> **REQUIREMENT**
Repeat, without any change, the entries presented below.

Dataset items
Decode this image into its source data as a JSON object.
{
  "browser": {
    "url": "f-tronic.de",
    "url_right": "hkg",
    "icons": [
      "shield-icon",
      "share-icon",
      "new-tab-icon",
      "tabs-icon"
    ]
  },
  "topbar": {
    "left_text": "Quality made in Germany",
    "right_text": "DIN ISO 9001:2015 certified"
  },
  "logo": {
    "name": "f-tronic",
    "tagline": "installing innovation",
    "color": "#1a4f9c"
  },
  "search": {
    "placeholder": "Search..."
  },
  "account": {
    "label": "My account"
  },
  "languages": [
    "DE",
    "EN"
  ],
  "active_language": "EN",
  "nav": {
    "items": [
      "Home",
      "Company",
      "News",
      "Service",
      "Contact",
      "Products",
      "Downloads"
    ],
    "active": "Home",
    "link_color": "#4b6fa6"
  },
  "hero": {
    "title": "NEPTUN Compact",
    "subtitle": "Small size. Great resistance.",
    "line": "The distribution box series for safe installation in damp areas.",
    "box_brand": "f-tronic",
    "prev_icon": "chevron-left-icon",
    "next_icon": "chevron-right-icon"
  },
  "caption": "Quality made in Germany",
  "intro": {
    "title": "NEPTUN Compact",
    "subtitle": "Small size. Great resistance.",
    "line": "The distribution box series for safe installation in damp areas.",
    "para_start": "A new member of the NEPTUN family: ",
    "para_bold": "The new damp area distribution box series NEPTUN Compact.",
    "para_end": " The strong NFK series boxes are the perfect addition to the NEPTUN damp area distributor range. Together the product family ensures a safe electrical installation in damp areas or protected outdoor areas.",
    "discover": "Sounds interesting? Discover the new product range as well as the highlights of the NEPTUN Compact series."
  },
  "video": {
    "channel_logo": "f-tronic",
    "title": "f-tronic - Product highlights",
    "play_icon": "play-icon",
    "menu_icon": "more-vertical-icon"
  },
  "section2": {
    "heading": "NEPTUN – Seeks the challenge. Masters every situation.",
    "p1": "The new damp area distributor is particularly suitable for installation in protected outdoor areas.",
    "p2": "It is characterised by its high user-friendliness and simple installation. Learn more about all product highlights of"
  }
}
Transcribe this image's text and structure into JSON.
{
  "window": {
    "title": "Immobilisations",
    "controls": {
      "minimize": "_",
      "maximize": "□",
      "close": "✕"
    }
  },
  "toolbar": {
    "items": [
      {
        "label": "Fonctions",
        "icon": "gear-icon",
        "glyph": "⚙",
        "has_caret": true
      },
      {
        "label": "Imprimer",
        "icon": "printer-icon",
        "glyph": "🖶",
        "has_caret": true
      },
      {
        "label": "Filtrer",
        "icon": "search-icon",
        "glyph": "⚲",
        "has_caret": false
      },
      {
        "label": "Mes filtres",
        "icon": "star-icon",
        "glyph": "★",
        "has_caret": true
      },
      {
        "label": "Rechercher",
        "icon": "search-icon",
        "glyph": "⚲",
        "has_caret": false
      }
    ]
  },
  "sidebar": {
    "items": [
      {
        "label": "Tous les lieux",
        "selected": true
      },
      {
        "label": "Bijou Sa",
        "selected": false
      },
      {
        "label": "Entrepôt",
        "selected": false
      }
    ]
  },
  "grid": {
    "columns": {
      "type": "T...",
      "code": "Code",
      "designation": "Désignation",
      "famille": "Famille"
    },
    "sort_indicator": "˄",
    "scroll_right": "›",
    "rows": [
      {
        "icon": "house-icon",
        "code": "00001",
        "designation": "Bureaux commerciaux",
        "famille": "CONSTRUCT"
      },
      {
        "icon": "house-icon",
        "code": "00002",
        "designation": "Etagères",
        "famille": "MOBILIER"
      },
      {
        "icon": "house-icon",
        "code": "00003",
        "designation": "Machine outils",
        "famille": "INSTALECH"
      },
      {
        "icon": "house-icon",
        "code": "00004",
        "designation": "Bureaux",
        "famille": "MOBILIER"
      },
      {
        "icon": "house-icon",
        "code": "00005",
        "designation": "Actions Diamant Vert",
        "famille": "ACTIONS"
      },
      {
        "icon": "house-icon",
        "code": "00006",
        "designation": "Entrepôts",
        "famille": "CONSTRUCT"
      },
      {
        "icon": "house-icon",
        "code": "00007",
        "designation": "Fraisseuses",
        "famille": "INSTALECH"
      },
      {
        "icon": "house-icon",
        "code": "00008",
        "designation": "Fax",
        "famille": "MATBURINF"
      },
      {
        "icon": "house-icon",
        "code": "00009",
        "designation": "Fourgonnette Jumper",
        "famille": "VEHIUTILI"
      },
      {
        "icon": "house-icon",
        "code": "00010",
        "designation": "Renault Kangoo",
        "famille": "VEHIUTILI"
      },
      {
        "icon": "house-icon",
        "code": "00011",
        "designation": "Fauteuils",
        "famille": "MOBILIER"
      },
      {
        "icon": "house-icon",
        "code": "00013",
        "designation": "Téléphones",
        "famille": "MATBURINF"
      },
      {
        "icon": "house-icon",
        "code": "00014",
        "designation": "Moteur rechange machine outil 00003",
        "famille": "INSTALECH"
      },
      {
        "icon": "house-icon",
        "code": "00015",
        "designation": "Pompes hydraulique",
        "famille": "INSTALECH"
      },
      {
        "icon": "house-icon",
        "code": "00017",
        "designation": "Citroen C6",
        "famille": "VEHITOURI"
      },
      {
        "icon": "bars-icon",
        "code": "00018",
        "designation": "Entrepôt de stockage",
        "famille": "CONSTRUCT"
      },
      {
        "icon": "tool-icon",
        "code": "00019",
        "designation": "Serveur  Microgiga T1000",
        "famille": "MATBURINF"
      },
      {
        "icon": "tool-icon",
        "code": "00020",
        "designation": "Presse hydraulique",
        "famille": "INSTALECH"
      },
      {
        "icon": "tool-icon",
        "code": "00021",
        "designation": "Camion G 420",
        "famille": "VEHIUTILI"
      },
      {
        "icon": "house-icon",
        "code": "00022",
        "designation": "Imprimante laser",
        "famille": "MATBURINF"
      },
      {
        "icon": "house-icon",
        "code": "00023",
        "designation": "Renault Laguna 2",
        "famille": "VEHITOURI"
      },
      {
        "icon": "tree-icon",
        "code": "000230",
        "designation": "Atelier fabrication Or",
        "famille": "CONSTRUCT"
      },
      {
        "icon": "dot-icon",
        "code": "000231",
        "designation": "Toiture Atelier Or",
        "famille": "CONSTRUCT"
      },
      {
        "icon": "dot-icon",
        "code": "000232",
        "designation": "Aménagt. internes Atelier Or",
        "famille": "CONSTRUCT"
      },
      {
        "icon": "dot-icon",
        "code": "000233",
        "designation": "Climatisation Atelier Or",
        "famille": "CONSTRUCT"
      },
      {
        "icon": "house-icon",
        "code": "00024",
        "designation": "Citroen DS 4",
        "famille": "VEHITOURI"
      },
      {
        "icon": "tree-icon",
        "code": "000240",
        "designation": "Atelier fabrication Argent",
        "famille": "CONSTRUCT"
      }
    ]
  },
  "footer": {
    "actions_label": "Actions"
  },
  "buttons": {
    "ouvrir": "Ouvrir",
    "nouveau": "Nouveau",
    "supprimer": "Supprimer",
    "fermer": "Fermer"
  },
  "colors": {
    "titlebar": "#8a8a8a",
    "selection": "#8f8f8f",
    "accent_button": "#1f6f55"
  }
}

> **FULL OUTPUT**
Decode this image into its source data as a JSON object.
{
  "browser": {
    "url": "f-tronic.de",
    "url_right": "hkg",
    "icons": [
      "shield-icon",
      "share-icon",
      "new-tab-icon",
      "tabs-icon"
    ]
  },
  "topbar": {
    "left_text": "Quality made in Germany",
    "right_text": "DIN ISO 9001:2015 certified"
  },
  "logo": {
    "name": "f-tronic",
    "tagline": "installing innovation",
    "color": "#1a4f9c"
  },
  "search": {
    "placeholder": "Search..."
  },
  "account": {
    "label": "My account"
  },
  "languages": [
    "DE",
    "EN"
  ],
  "active_language": "EN",
  "nav": {
    "items": [
      "Home",
      "Company",
      "News",
      "Service",
      "Contact",
      "Products",
      "Downloads"
    ],
    "active": "Home",
    "link_color": "#4b6fa6"
  },
  "hero": {
    "title": "NEPTUN Compact",
    "subtitle": "Small size. Great resistance.",
    "line": "The distribution box series for safe installation in damp areas.",
    "box_brand": "f-tronic",
    "prev_icon": "chevron-left-icon",
    "next_icon": "chevron-right-icon"
  },
  "caption": "Quality made in Germany",
  "intro": {
    "title": "NEPTUN Compact",
    "subtitle": "Small size. Great resistance.",
    "line": "The distribution box series for safe installation in damp areas.",
    "para_start": "A new member of the NEPTUN family: ",
    "para_bold": "The new damp area distribution box series NEPTUN Compact.",
    "para_end": " The strong NFK series boxes are the perfect addition to the NEPTUN damp area distributor range. Together the product family ensures a safe electrical installation in damp areas or protected outdoor areas.",
    "discover": "Sounds interesting? Discover the new product range as well as the highlights of the NEPTUN Compact series."
  },
  "video": {
    "channel_logo": "f-tronic",
    "title": "f-tronic - Product highlights",
    "play_icon": "play-icon",
    "menu_icon": "more-vertical-icon"
  },
  "section2": {
    "heading": "NEPTUN – Seeks the challenge. Masters every situation.",
    "p1": "The new damp area distributor is particularly suitable for installation in protected outdoor areas.",
    "p2": "It is characterised by its high user-friendliness and simple installation. Learn more about all product highlights of"
  }
}
Transcribe this image's text and structure into JSON.
{
  "window": {
    "title": "Immobilisations",
    "controls": {
      "minimize": "_",
      "maximize": "□",
      "close": "✕"
    }
  },
  "toolbar": {
    "items": [
      {
        "label": "Fonctions",
        "icon": "gear-icon",
        "glyph": "⚙",
        "has_caret": true
      },
      {
        "label": "Imprimer",
        "icon": "printer-icon",
        "glyph": "🖶",
        "has_caret": true
      },
      {
        "label": "Filtrer",
        "icon": "search-icon",
        "glyph": "⚲",
        "has_caret": false
      },
      {
        "label": "Mes filtres",
        "icon": "star-icon",
        "glyph": "★",
        "has_caret": true
      },
      {
        "label": "Rechercher",
        "icon": "search-icon",
        "glyph": "⚲",
        "has_caret": false
      }
    ]
  },
  "sidebar": {
    "items": [
      {
        "label": "Tous les lieux",
        "selected": true
      },
      {
        "label": "Bijou Sa",
        "selected": false
      },
      {
        "label": "Entrepôt",
        "selected": false
      }
    ]
  },
  "grid": {
    "columns": {
      "type": "T...",
      "code": "Code",
      "designation": "Désignation",
      "famille": "Famille"
    },
    "sort_indicator": "˄",
    "scroll_right": "›",
    "rows": [
      {
        "icon": "house-icon",
        "code": "00001",
        "designation": "Bureaux commerciaux",
        "famille": "CONSTRUCT"
      },
      {
        "icon": "house-icon",
        "code": "00002",
        "designation": "Etagères",
        "famille": "MOBILIER"
      },
      {
        "icon": "house-icon",
        "code": "00003",
        "designation": "Machine outils",
        "famille": "INSTALECH"
      },
      {
        "icon": "house-icon",
        "code": "00004",
        "designation": "Bureaux",
        "famille": "MOBILIER"
      },
      {
        "icon": "house-icon",
        "code": "00005",
        "designation": "Actions Diamant Vert",
        "famille": "ACTIONS"
      },
      {
        "icon": "house-icon",
        "code": "00006",
        "designation": "Entrepôts",
        "famille": "CONSTRUCT"
      },
      {
        "icon": "house-icon",
        "code": "00007",
        "designation": "Fraisseuses",
        "famille": "INSTALECH"
      },
      {
        "icon": "house-icon",
        "code": "00008",
        "designation": "Fax",
        "famille": "MATBURINF"
      },
      {
        "icon": "house-icon",
        "code": "00009",
        "designation": "Fourgonnette Jumper",
        "famille": "VEHIUTILI"
      },
      {
        "icon": "house-icon",
        "code": "00010",
        "designation": "Renault Kangoo",
        "famille": "VEHIUTILI"
      },
      {
        "icon": "house-icon",
        "code": "00011",
        "designation": "Fauteuils",
        "famille": "MOBILIER"
      },
      {
        "icon": "house-icon",
        "code": "00013",
        "designation": "Téléphones",
        "famille": "MATBURINF"
      },
      {
        "icon": "house-icon",
        "code": "00014",
        "designation": "Moteur rechange machine outil 00003",
        "famille": "INSTALECH"
      },
      {
        "icon": "house-icon",
        "code": "00015",
        "designation": "Pompes hydraulique",
        "famille": "INSTALECH"
      },
      {
        "icon": "house-icon",
        "code": "00017",
        "designation": "Citroen C6",
        "famille": "VEHITOURI"
      },
      {
        "icon": "bars-icon",
        "code": "00018",
        "designation": "Entrepôt de stockage",
        "famille": "CONSTRUCT"
      },
      {
        "icon": "tool-icon",
        "code": "00019",
        "designation": "Serveur  Microgiga T1000",
        "famille": "MATBURINF"
      },
      {
        "icon": "tool-icon",
        "code": "00020",
        "designation": "Presse hydraulique",
        "famille": "INSTALECH"
      },
      {
        "icon": "tool-icon",
        "code": "00021",
        "designation": "Camion G 420",
        "famille": "VEHIUTILI"
      },
      {
        "icon": "house-icon",
        "code": "00022",
        "designation": "Imprimante laser",
        "famille": "MATBURINF"
      },
      {
        "icon": "house-icon",
        "code": "00023",
        "designation": "Renault Laguna 2",
        "famille": "VEHITOURI"
      },
      {
        "icon": "tree-icon",
        "code": "000230",
        "designation": "Atelier fabrication Or",
        "famille": "CONSTRUCT"
      },
      {
        "icon": "dot-icon",
        "code": "000231",
        "designation": "Toiture Atelier Or",
        "famille": "CONSTRUCT"
      },
      {
        "icon": "dot-icon",
        "code": "000232",
        "designation": "Aménagt. internes Atelier Or",
        "famille": "CONSTRUCT"
      },
      {
        "icon": "dot-icon",
        "code": "000233",
        "designation": "Climatisation Atelier Or",
        "famille": "CONSTRUCT"
      },
      {
        "icon": "house-icon",
        "code": "00024",
        "designation": "Citroen DS 4",
        "famille": "VEHITOURI"
      },
      {
        "icon": "tree-icon",
        "code": "000240",
        "designation": "Atelier fabrication Argent",
        "famille": "CONSTRUCT"
      }
    ]
  },
  "footer": {
    "actions_label": "Actions"
  },
  "buttons": {
    "ouvrir": "Ouvrir",
    "nouveau": "Nouveau",
    "supprimer": "Supprimer",
    "fermer": "Fermer"
  },
  "colors": {
    "titlebar": "#8a8a8a",
    "selection": "#8f8f8f",
    "accent_button": "#1f6f55"
  }
}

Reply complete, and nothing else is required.